Short exercise
All entries are to be given again verbatim.
☆ ☆ ☆ ☆
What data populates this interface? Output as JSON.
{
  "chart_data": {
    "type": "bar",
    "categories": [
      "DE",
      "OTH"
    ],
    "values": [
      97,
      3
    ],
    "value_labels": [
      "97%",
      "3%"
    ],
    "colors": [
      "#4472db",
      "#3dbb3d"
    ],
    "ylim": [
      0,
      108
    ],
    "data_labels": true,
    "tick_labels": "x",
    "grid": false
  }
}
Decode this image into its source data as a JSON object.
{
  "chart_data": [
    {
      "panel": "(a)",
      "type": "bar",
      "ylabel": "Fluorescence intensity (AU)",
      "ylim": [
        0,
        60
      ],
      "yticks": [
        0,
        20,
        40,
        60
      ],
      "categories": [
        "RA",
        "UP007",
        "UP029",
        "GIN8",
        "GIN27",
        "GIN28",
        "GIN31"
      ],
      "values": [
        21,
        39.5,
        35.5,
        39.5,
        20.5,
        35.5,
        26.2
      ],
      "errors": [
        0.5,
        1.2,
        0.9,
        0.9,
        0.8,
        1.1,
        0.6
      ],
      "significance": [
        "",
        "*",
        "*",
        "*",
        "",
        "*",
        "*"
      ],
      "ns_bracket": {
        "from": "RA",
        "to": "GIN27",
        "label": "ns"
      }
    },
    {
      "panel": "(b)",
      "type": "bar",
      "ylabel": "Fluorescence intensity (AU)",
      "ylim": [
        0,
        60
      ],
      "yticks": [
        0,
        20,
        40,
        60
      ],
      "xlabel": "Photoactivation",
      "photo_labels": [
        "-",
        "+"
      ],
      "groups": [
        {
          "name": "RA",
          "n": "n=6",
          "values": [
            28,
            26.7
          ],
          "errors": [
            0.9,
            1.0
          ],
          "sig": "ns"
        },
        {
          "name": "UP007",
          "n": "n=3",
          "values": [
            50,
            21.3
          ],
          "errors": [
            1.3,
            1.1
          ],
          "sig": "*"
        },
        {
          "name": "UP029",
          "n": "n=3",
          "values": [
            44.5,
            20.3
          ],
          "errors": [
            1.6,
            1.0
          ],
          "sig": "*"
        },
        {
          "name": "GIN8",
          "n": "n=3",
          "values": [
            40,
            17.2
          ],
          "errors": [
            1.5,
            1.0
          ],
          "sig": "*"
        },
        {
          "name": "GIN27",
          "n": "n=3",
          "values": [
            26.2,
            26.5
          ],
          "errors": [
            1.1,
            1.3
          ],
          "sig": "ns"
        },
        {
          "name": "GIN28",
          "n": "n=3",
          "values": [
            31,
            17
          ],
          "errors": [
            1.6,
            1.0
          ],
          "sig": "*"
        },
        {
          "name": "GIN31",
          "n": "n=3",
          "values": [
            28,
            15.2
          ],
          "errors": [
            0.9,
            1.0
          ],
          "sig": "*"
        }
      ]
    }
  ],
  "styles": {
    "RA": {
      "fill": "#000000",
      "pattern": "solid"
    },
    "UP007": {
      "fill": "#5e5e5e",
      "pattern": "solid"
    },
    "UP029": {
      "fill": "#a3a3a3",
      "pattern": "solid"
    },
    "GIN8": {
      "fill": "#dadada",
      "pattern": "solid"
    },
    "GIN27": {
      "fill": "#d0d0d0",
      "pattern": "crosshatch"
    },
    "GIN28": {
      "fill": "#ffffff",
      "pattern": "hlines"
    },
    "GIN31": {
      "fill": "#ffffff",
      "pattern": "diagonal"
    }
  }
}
☆ ☆ ☆ ☆
Result of this task
What data populates this interface? Output as JSON.
{
  "chart_data": {
    "type": "bar",
    "categories": [
      "DE",
      "OTH"
    ],
    "values": [
      97,
      3
    ],
    "value_labels": [
      "97%",
      "3%"
    ],
    "colors": [
      "#4472db",
      "#3dbb3d"
    ],
    "ylim": [
      0,
      108
    ],
    "data_labels": true,
    "tick_labels": "x",
    "grid": false
  }
}
Decode this image into its source data as a JSON object.
{
  "chart_data": [
    {
      "panel": "(a)",
      "type": "bar",
      "ylabel": "Fluorescence intensity (AU)",
      "ylim": [
        0,
        60
      ],
      "yticks": [
        0,
        20,
        40,
        60
      ],
      "categories": [
        "RA",
        "UP007",
        "UP029",
        "GIN8",
        "GIN27",
        "GIN28",
        "GIN31"
      ],
      "values": [
        21,
        39.5,
        35.5,
        39.5,
        20.5,
        35.5,
        26.2
      ],
      "errors": [
        0.5,
        1.2,
        0.9,
        0.9,
        0.8,
        1.1,
        0.6
      ],
      "significance": [
        "",
        "*",
        "*",
        "*",
        "",
        "*",
        "*"
      ],
      "ns_bracket": {
        "from": "RA",
        "to": "GIN27",
        "label": "ns"
      }
    },
    {
      "panel": "(b)",
      "type": "bar",
      "ylabel": "Fluorescence intensity (AU)",
      "ylim": [
        0,
        60
      ],
      "yticks": [
        0,
        20,
        40,
        60
      ],
      "xlabel": "Photoactivation",
      "photo_labels": [
        "-",
        "+"
      ],
      "groups": [
        {
          "name": "RA",
          "n": "n=6",
          "values": [
            28,
            26.7
          ],
          "errors": [
            0.9,
            1.0
          ],
          "sig": "ns"
        },
        {
          "name": "UP007",
          "n": "n=3",
          "values": [
            50,
            21.3
          ],
          "errors": [
            1.3,
            1.1
          ],
          "sig": "*"
        },
        {
          "name": "UP029",
          "n": "n=3",
          "values": [
            44.5,
            20.3
          ],
          "errors": [
            1.6,
            1.0
          ],
          "sig": "*"
        },
        {
          "name": "GIN8",
          "n": "n=3",
          "values": [
            40,
            17.2
          ],
          "errors": [
            1.5,
            1.0
          ],
          "sig": "*"
        },
        {
          "name": "GIN27",
          "n": "n=3",
          "values": [
            26.2,
            26.5
          ],
          "errors": [
            1.1,
            1.3
          ],
          "sig": "ns"
        },
        {
          "name": "GIN28",
          "n": "n=3",
          "values": [
            31,
            17
          ],
          "errors": [
            1.6,
            1.0
          ],
          "sig": "*"
        },
        {
          "name": "GIN31",
          "n": "n=3",
          "values": [
            28,
            15.2
          ],
          "errors": [
            0.9,
            1.0
          ],
          "sig": "*"
        }
      ]
    }
  ],
  "styles": {
    "RA": {
      "fill": "#000000",
      "pattern": "solid"
    },
    "UP007": {
      "fill": "#5e5e5e",
      "pattern": "solid"
    },
    "UP029": {
      "fill": "#a3a3a3",
      "pattern": "solid"
    },
    "GIN8": {
      "fill": "#dadada",
      "pattern": "solid"
    },
    "GIN27": {
      "fill": "#d0d0d0",
      "pattern": "crosshatch"
    },
    "GIN28": {
      "fill": "#ffffff",
      "pattern": "hlines"
    },
    "GIN31": {
      "fill": "#ffffff",
      "pattern": "diagonal"
    }
  }
}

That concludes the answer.